■ AIM OF THE TASK:
Please write the listing below out again exactly, leaving every picture behind.
::::
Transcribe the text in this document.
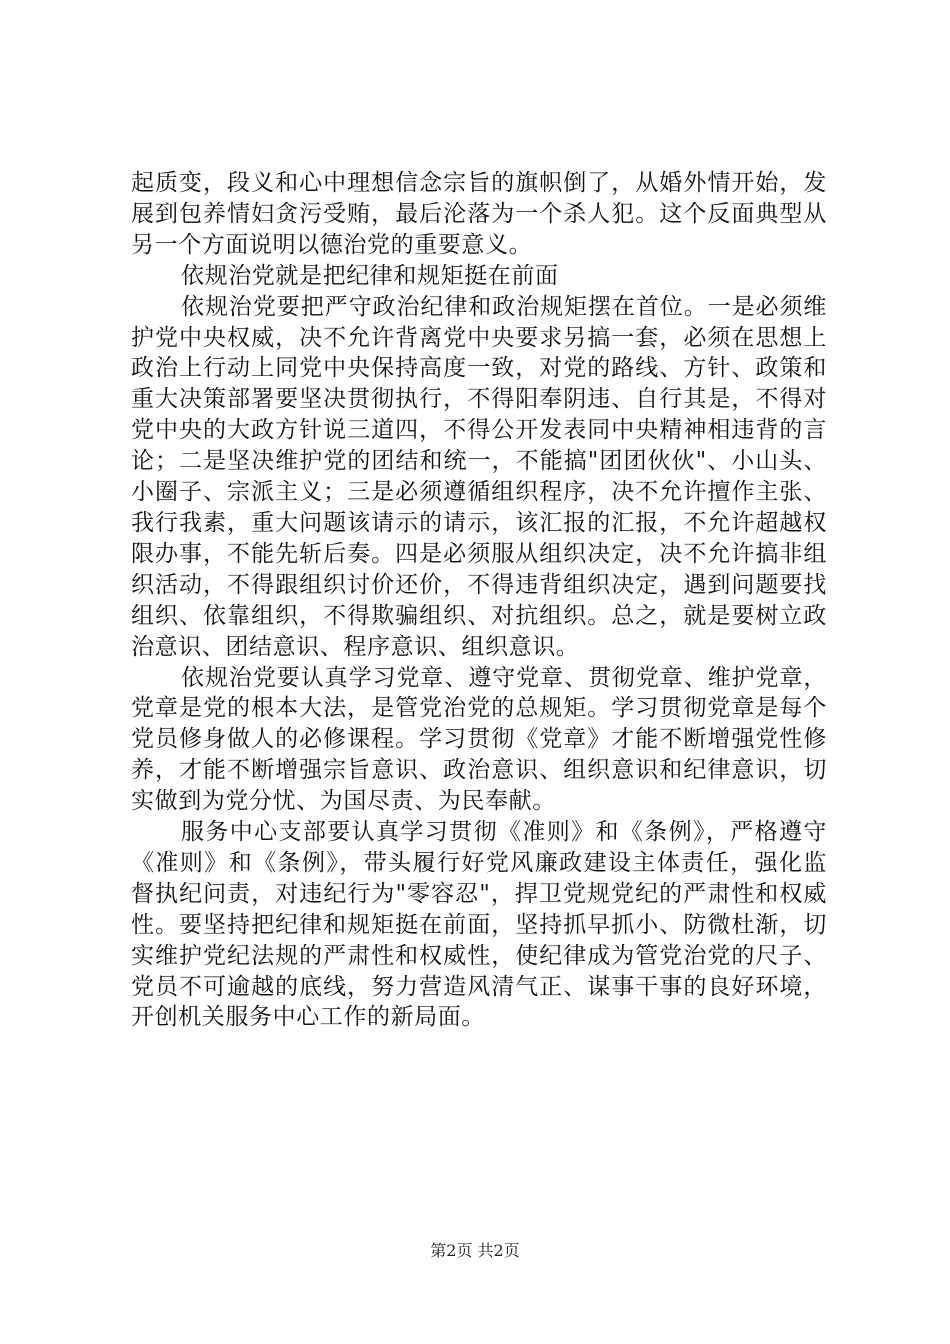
起质变，段义和心中理想信念宗旨的旗帜倒了，从婚外情开始，发展到包养情妇贪污受贿，最后沦落为一个杀人犯。这个反面典型从另一个方面说明以德治党的重要意义。

依规治党就是把纪律和规矩挺在前面

依规治党要把严守政治纪律和政治规矩摆在首位。一是必须维护党中央权威，决不允许背离党中央要求另搞一套，必须在思想上政治上行动上同党中央保持高度一致，对党的路线、方针、政策和重大决策部署要坚决贯彻执行，不得阳奉阴违、自行其是，不得对党中央的大政方针说三道四，不得公开发表同中央精神相违背的言论；二是坚决维护党的团结和统一，不能搞"团团伙伙"、小山头、小圈子、宗派主义；三是必须遵循组织程序，决不允许擅作主张、我行我素，重大问题该请示的请示，该汇报的汇报，不允许超越权限办事，不能先斩后奏。四是必须服从组织决定，决不允许搞非组织活动，不得跟组织讨价还价，不得违背组织决定，遇到问题要找组织、依靠组织，不得欺骗组织、对抗组织。总之，就是要树立政治意识、团结意识、程序意识、组织意识。

依规治党要认真学习党章、遵守党章、贯彻党章、维护党章，党章是党的根本大法，是管党治党的总规矩。学习贯彻党章是每个党员修身做人的必修课程。学习贯彻《党章》才能不断增强党性修养，才能不断增强宗旨意识、政治意识、组织意识和纪律意识，切实做到为党分忧、为国尽责、为民奉献。

服务中心支部要认真学习贯彻《准则》和《条例》，严格遵守《准则》和《条例》，带头履行好党风廉政建设主体责任，强化监督执纪问责，对违纪行为"零容忍"，捍卫党规党纪的严肃性和权威性。要坚持把纪律和规矩挺在前面，坚持抓早抓小、防微杜渐，切实维护党纪法规的严肃性和权威性，使纪律成为管党治党的尺子、党员不可逾越的底线，努力营造风清气正、谋事干事的良好环境，开创机关服务中心工作的新局面。

第2页 共2页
::::
■ EXERCISE ANSWER:
Transcribe the text in this document.
起质变，段义和心中理想信念宗旨的旗帜倒了，从婚外情开始，发展到包养情妇贪污受贿，最后沦落为一个杀人犯。这个反面典型从另一个方面说明以德治党的重要意义。

依规治党就是把纪律和规矩挺在前面

依规治党要把严守政治纪律和政治规矩摆在首位。一是必须维护党中央权威，决不允许背离党中央要求另搞一套，必须在思想上政治上行动上同党中央保持高度一致，对党的路线、方针、政策和重大决策部署要坚决贯彻执行，不得阳奉阴违、自行其是，不得对党中央的大政方针说三道四，不得公开发表同中央精神相违背的言论；二是坚决维护党的团结和统一，不能搞"团团伙伙"、小山头、小圈子、宗派主义；三是必须遵循组织程序，决不允许擅作主张、我行我素，重大问题该请示的请示，该汇报的汇报，不允许超越权限办事，不能先斩后奏。四是必须服从组织决定，决不允许搞非组织活动，不得跟组织讨价还价，不得违背组织决定，遇到问题要找组织、依靠组织，不得欺骗组织、对抗组织。总之，就是要树立政治意识、团结意识、程序意识、组织意识。

依规治党要认真学习党章、遵守党章、贯彻党章、维护党章，党章是党的根本大法，是管党治党的总规矩。学习贯彻党章是每个党员修身做人的必修课程。学习贯彻《党章》才能不断增强党性修养，才能不断增强宗旨意识、政治意识、组织意识和纪律意识，切实做到为党分忧、为国尽责、为民奉献。

服务中心支部要认真学习贯彻《准则》和《条例》，严格遵守《准则》和《条例》，带头履行好党风廉政建设主体责任，强化监督执纪问责，对违纪行为"零容忍"，捍卫党规党纪的严肃性和权威性。要坚持把纪律和规矩挺在前面，坚持抓早抓小、防微杜渐，切实维护党纪法规的严肃性和权威性，使纪律成为管党治党的尺子、党员不可逾越的底线，努力营造风清气正、谋事干事的良好环境，开创机关服务中心工作的新局面。

第2页 共2页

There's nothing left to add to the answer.